[START]

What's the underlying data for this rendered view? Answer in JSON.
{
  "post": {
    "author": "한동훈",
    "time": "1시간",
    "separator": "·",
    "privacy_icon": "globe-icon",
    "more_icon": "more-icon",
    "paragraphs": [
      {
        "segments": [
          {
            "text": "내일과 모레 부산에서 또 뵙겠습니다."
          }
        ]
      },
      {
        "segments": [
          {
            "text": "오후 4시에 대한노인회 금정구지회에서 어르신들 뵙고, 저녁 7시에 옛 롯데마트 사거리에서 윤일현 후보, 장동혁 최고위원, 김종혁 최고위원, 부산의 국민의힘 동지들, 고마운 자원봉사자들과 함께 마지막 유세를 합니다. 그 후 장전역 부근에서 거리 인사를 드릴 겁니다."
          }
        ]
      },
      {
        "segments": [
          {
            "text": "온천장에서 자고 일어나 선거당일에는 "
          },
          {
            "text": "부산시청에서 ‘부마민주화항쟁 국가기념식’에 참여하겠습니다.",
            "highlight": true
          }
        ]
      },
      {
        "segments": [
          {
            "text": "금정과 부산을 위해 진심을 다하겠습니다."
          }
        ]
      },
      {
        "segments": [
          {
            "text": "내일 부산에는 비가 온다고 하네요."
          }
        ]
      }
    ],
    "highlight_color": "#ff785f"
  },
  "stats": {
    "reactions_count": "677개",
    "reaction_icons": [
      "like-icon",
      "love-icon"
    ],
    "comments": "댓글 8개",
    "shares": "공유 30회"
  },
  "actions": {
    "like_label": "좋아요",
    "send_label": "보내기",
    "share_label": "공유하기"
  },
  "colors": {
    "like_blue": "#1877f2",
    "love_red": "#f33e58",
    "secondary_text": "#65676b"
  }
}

[END]

# Exercise directions
Retype the whole listing above exactly.

# Solution to the exercise
What's the underlying data for this rendered view? Answer in JSON.
{
  "post": {
    "author": "한동훈",
    "time": "1시간",
    "separator": "·",
    "privacy_icon": "globe-icon",
    "more_icon": "more-icon",
    "paragraphs": [
      {
        "segments": [
          {
            "text": "내일과 모레 부산에서 또 뵙겠습니다."
          }
        ]
      },
      {
        "segments": [
          {
            "text": "오후 4시에 대한노인회 금정구지회에서 어르신들 뵙고, 저녁 7시에 옛 롯데마트 사거리에서 윤일현 후보, 장동혁 최고위원, 김종혁 최고위원, 부산의 국민의힘 동지들, 고마운 자원봉사자들과 함께 마지막 유세를 합니다. 그 후 장전역 부근에서 거리 인사를 드릴 겁니다."
          }
        ]
      },
      {
        "segments": [
          {
            "text": "온천장에서 자고 일어나 선거당일에는 "
          },
          {
            "text": "부산시청에서 ‘부마민주화항쟁 국가기념식’에 참여하겠습니다.",
            "highlight": true
          }
        ]
      },
      {
        "segments": [
          {
            "text": "금정과 부산을 위해 진심을 다하겠습니다."
          }
        ]
      },
      {
        "segments": [
          {
            "text": "내일 부산에는 비가 온다고 하네요."
          }
        ]
      }
    ],
    "highlight_color": "#ff785f"
  },
  "stats": {
    "reactions_count": "677개",
    "reaction_icons": [
      "like-icon",
      "love-icon"
    ],
    "comments": "댓글 8개",
    "shares": "공유 30회"
  },
  "actions": {
    "like_label": "좋아요",
    "send_label": "보내기",
    "share_label": "공유하기"
  },
  "colors": {
    "like_blue": "#1877f2",
    "love_red": "#f33e58",
    "secondary_text": "#65676b"
  }
}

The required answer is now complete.